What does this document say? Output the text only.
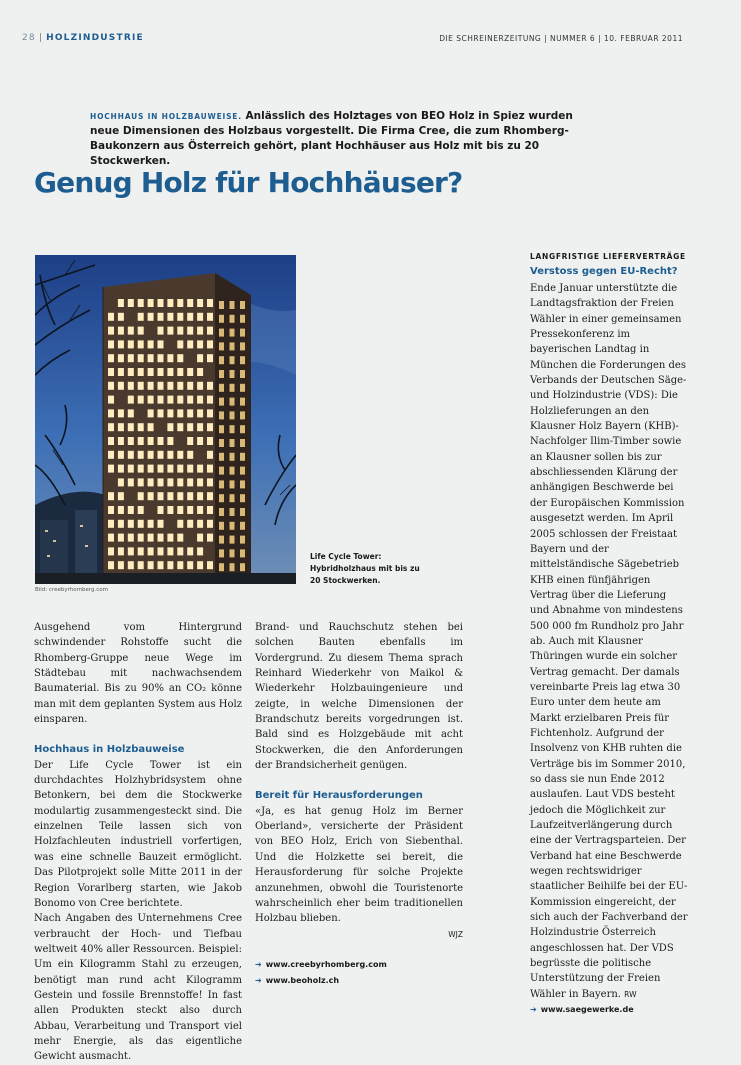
28 | HOLZINDUSTRIE	DIE SCHREINERZEITUNG | NUMMER 6 | 10. FEBRUAR 2011
HOCHHAUS IN HOLZBAUWEISE. Anlässlich des Holztages von BEO Holz in Spiez wurden neue Dimensionen des Holzbaus vorgestellt. Die Firma Cree, die zum Rhomberg-Baukonzern aus Österreich gehört, plant Hochhäuser aus Holz mit bis zu 20 Stockwerken.
Genug Holz für Hochhäuser?
Bild: creebyrhomberg.com
Life Cycle Tower:
Hybridholzhaus mit bis zu 20 Stockwerken.

Ausgehend vom Hintergrund schwindender Rohstoffe sucht die Rhomberg-Gruppe neue Wege im Städtebau mit nachwachsendem Baumaterial. Bis zu 90% an CO₂ könne man mit dem geplanten System aus Holz einsparen.

Hochhaus in Holzbauweise

Der Life Cycle Tower ist ein durchdachtes Holzhybridsystem ohne Betonkern, bei dem die Stockwerke modulartig zusammengesteckt sind. Die einzelnen Teile lassen sich von Holzfachleuten industriell vorfertigen, was eine schnelle Bauzeit ermöglicht. Das Pilotprojekt solle Mitte 2011 in der Region Vorarlberg starten, wie Jakob Bonomo von Cree berichtete.

Nach Angaben des Unternehmens Cree verbraucht der Hoch- und Tiefbau weltweit 40% aller Ressourcen. Beispiel: Um ein Kilogramm Stahl zu erzeugen, benötigt man rund acht Kilogramm Gestein und fossile Brennstoffe! In fast allen Produkten steckt also durch Abbau, Verarbeitung und Transport viel mehr Energie, als das eigentliche Gewicht ausmacht.

Brand- und Rauchschutz stehen bei solchen Bauten ebenfalls im Vordergrund. Zu diesem Thema sprach Reinhard Wiederkehr von Maikol & Wiederkehr Holzbauingenieure und zeigte, in welche Dimensionen der Brandschutz bereits vorgedrungen ist. Bald sind es Holzgebäude mit acht Stockwerken, die den Anforderungen der Brandsicherheit genügen.

Bereit für Herausforderungen

«Ja, es hat genug Holz im Berner Oberland», versicherte der Präsident von BEO Holz, Erich von Siebenthal. Und die Holzkette sei bereit, die Herausforderung für solche Projekte anzunehmen, obwohl die Touristenorte wahrscheinlich eher beim traditionellen Holzbau blieben.

WJZ

➔ www.creebyrhomberg.com
➔ www.beoholz.ch

LANGFRISTIGE LIEFERVERTRÄGE

Verstoss gegen EU-Recht?

Ende Januar unterstützte die Landtagsfraktion der Freien Wähler in einer gemeinsamen Pressekonferenz im bayerischen Landtag in München die Forderungen des Verbands der Deutschen Säge- und Holzindustrie (VDS): Die Holzlieferungen an den Klausner Holz Bayern (KHB)-Nachfolger Ilim-Timber sowie an Klausner sollen bis zur abschliessenden Klärung der anhängigen Beschwerde bei der Europäischen Kommission ausgesetzt werden. Im April 2005 schlossen der Freistaat Bayern und der mittelständische Sägebetrieb KHB einen fünfjährigen Vertrag über die Lieferung und Abnahme von mindestens 500 000 fm Rundholz pro Jahr ab. Auch mit Klausner Thüringen wurde ein solcher Vertrag gemacht. Der damals vereinbarte Preis lag etwa 30 Euro unter dem heute am Markt erzielbaren Preis für Fichtenholz. Aufgrund der Insolvenz von KHB ruhten die Verträge bis im Sommer 2010, so dass sie nun Ende 2012 auslaufen. Laut VDS besteht jedoch die Möglichkeit zur Laufzeitverlängerung durch eine der Vertragsparteien. Der Verband hat eine Beschwerde wegen rechtswidriger staatlicher Beihilfe bei der EU-Kommission eingereicht, der sich auch der Fachverband der Holzindustrie Österreich angeschlossen hat. Der VDS begrüsste die politische Unterstützung der Freien Wähler in Bayern. RW

➔ www.saegewerke.de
* * *
- _Stated exercise_
The listing above needs to be output again exactly. Don't include the pictures.

- _Reply to the task_
What does this document say? Output the text only.
28 | HOLZINDUSTRIE	DIE SCHREINERZEITUNG | NUMMER 6 | 10. FEBRUAR 2011
HOCHHAUS IN HOLZBAUWEISE. Anlässlich des Holztages von BEO Holz in Spiez wurden neue Dimensionen des Holzbaus vorgestellt. Die Firma Cree, die zum Rhomberg-Baukonzern aus Österreich gehört, plant Hochhäuser aus Holz mit bis zu 20 Stockwerken.
Genug Holz für Hochhäuser?
Bild: creebyrhomberg.com
Life Cycle Tower:
Hybridholzhaus mit bis zu 20 Stockwerken.

Ausgehend vom Hintergrund schwindender Rohstoffe sucht die Rhomberg-Gruppe neue Wege im Städtebau mit nachwachsendem Baumaterial. Bis zu 90% an CO₂ könne man mit dem geplanten System aus Holz einsparen.

Hochhaus in Holzbauweise

Der Life Cycle Tower ist ein durchdachtes Holzhybridsystem ohne Betonkern, bei dem die Stockwerke modulartig zusammengesteckt sind. Die einzelnen Teile lassen sich von Holzfachleuten industriell vorfertigen, was eine schnelle Bauzeit ermöglicht. Das Pilotprojekt solle Mitte 2011 in der Region Vorarlberg starten, wie Jakob Bonomo von Cree berichtete.

Nach Angaben des Unternehmens Cree verbraucht der Hoch- und Tiefbau weltweit 40% aller Ressourcen. Beispiel: Um ein Kilogramm Stahl zu erzeugen, benötigt man rund acht Kilogramm Gestein und fossile Brennstoffe! In fast allen Produkten steckt also durch Abbau, Verarbeitung und Transport viel mehr Energie, als das eigentliche Gewicht ausmacht.

Brand- und Rauchschutz stehen bei solchen Bauten ebenfalls im Vordergrund. Zu diesem Thema sprach Reinhard Wiederkehr von Maikol & Wiederkehr Holzbauingenieure und zeigte, in welche Dimensionen der Brandschutz bereits vorgedrungen ist. Bald sind es Holzgebäude mit acht Stockwerken, die den Anforderungen der Brandsicherheit genügen.

Bereit für Herausforderungen

«Ja, es hat genug Holz im Berner Oberland», versicherte der Präsident von BEO Holz, Erich von Siebenthal. Und die Holzkette sei bereit, die Herausforderung für solche Projekte anzunehmen, obwohl die Touristenorte wahrscheinlich eher beim traditionellen Holzbau blieben.

WJZ

➔ www.creebyrhomberg.com
➔ www.beoholz.ch

LANGFRISTIGE LIEFERVERTRÄGE

Verstoss gegen EU-Recht?

Ende Januar unterstützte die Landtagsfraktion der Freien Wähler in einer gemeinsamen Pressekonferenz im bayerischen Landtag in München die Forderungen des Verbands der Deutschen Säge- und Holzindustrie (VDS): Die Holzlieferungen an den Klausner Holz Bayern (KHB)-Nachfolger Ilim-Timber sowie an Klausner sollen bis zur abschliessenden Klärung der anhängigen Beschwerde bei der Europäischen Kommission ausgesetzt werden. Im April 2005 schlossen der Freistaat Bayern und der mittelständische Sägebetrieb KHB einen fünfjährigen Vertrag über die Lieferung und Abnahme von mindestens 500 000 fm Rundholz pro Jahr ab. Auch mit Klausner Thüringen wurde ein solcher Vertrag gemacht. Der damals vereinbarte Preis lag etwa 30 Euro unter dem heute am Markt erzielbaren Preis für Fichtenholz. Aufgrund der Insolvenz von KHB ruhten die Verträge bis im Sommer 2010, so dass sie nun Ende 2012 auslaufen. Laut VDS besteht jedoch die Möglichkeit zur Laufzeitverlängerung durch eine der Vertragsparteien. Der Verband hat eine Beschwerde wegen rechtswidriger staatlicher Beihilfe bei der EU-Kommission eingereicht, der sich auch der Fachverband der Holzindustrie Österreich angeschlossen hat. Der VDS begrüsste die politische Unterstützung der Freien Wähler in Bayern. RW

➔ www.saegewerke.de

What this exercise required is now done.